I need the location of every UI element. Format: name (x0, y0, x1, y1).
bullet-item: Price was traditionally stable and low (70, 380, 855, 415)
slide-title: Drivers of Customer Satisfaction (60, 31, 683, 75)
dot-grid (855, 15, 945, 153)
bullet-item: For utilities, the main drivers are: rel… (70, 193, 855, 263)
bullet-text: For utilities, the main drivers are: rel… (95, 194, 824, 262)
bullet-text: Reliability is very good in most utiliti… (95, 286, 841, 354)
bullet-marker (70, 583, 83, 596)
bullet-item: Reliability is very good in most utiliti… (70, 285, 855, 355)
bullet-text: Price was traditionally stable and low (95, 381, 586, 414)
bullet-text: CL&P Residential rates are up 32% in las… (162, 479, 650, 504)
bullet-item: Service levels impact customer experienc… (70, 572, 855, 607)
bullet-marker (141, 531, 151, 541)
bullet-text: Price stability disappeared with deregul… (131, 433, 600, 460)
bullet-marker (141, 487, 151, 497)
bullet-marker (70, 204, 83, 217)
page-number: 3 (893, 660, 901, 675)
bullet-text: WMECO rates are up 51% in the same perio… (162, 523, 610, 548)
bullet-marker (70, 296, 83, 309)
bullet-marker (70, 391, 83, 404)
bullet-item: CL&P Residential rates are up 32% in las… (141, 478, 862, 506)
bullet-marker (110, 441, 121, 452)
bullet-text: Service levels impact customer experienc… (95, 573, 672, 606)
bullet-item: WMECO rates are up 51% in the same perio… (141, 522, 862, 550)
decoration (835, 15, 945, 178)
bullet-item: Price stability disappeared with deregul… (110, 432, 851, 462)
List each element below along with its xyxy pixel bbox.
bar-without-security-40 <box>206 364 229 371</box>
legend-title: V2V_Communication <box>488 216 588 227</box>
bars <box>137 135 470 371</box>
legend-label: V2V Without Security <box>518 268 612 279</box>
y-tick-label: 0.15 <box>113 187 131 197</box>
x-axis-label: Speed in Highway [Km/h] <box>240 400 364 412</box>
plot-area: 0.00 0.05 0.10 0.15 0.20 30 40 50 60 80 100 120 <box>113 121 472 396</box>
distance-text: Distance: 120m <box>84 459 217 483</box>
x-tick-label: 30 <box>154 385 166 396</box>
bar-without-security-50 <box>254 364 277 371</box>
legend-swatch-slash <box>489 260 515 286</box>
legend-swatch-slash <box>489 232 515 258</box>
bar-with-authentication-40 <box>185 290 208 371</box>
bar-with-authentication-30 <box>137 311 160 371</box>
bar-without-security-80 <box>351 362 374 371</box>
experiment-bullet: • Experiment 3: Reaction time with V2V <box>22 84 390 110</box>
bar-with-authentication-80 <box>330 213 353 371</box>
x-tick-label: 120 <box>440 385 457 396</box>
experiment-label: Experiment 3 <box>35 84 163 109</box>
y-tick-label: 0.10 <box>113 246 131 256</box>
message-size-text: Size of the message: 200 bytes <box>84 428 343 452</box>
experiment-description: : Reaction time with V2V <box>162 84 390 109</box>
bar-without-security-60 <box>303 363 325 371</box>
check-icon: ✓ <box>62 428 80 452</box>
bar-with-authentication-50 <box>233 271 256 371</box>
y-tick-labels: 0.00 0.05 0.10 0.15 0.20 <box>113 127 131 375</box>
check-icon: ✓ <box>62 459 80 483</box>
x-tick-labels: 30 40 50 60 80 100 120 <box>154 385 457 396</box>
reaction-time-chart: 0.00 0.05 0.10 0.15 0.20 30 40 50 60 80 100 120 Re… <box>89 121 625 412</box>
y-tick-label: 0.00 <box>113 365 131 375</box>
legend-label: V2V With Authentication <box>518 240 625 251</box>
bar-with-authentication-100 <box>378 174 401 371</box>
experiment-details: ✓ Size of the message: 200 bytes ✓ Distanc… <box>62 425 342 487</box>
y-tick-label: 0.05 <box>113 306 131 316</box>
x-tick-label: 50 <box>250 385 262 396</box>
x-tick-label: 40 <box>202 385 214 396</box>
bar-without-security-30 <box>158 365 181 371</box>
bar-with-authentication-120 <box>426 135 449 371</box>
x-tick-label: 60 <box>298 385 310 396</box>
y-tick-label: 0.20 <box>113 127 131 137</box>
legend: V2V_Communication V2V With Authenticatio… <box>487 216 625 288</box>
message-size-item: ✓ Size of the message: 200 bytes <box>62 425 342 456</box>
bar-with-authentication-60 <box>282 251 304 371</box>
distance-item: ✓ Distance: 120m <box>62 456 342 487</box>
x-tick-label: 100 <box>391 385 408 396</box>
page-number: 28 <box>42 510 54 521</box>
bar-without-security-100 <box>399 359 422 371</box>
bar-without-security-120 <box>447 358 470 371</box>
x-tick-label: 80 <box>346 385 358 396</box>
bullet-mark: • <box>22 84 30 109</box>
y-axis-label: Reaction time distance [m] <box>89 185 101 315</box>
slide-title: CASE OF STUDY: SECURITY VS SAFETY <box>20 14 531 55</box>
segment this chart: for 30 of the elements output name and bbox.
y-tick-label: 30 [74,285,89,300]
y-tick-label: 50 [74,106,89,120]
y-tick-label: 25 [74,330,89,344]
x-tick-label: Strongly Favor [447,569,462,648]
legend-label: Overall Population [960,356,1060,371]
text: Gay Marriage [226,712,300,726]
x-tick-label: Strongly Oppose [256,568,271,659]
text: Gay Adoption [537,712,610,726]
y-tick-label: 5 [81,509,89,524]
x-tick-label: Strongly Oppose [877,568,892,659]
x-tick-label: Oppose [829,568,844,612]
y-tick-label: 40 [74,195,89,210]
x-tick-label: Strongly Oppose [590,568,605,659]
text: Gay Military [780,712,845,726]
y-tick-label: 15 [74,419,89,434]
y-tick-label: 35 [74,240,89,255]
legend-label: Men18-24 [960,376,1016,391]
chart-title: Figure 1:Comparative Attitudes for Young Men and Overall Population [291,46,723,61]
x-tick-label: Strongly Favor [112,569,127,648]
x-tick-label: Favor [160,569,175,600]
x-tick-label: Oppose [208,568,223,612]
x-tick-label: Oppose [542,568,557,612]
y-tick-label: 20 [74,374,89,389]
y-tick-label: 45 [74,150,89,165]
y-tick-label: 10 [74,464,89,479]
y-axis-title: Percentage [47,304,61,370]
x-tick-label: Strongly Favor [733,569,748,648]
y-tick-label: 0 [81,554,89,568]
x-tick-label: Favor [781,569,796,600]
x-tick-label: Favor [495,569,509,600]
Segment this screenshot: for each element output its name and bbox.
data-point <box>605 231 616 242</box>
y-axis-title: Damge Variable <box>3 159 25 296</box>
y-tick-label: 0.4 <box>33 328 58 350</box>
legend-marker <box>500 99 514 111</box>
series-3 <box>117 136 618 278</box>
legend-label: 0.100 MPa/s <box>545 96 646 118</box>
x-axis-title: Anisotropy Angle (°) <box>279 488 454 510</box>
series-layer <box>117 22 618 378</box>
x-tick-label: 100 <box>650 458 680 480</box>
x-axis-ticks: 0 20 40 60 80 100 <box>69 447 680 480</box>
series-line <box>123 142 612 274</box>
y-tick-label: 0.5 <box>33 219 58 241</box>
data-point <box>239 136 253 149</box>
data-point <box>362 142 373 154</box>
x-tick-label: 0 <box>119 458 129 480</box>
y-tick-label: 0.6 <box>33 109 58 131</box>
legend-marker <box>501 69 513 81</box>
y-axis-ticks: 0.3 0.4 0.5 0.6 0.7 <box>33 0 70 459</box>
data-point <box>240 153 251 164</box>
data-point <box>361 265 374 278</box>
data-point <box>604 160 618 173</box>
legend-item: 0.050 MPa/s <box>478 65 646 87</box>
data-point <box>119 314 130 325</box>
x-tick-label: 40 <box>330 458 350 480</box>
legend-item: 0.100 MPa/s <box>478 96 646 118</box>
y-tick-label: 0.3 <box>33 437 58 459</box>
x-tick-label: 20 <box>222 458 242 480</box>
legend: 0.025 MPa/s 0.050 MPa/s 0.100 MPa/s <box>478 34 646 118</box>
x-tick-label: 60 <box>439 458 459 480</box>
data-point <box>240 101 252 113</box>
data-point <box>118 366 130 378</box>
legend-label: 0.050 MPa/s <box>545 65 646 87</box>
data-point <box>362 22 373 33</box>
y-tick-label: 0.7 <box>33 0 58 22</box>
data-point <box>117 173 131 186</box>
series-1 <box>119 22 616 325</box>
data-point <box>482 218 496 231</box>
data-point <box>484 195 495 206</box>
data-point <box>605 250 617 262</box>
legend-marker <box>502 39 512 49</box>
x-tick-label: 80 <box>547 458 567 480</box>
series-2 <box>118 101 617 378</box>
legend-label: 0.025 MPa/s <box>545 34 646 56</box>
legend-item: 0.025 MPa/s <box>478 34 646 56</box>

**********

To do. Begin at the first line of the items above and stop after the line that has "bullet-text: Price was". Put those lines, both ends included, into a numbered list, leaving out any blank lines.

Correct output.
1. I need the location of every UI element. Format: name (x0, y0, x1, y1).
2. bullet-item: Price was traditionally stable and low (70, 380, 855, 415)
3. slide-title: Drivers of Customer Satisfaction (60, 31, 683, 75)
4. dot-grid (855, 15, 945, 153)
5. bullet-item: For utilities, the main drivers are: rel… (70, 193, 855, 263)
6. bullet-text: For utilities, the main drivers are: rel… (95, 194, 824, 262)
7. bullet-text: Reliability is very good in most utiliti… (95, 286, 841, 354)
8. bullet-marker (70, 583, 83, 596)
9. bullet-item: Reliability is very good in most utiliti… (70, 285, 855, 355)
10. bullet-text: Price was traditionally stable and low (95, 381, 586, 414)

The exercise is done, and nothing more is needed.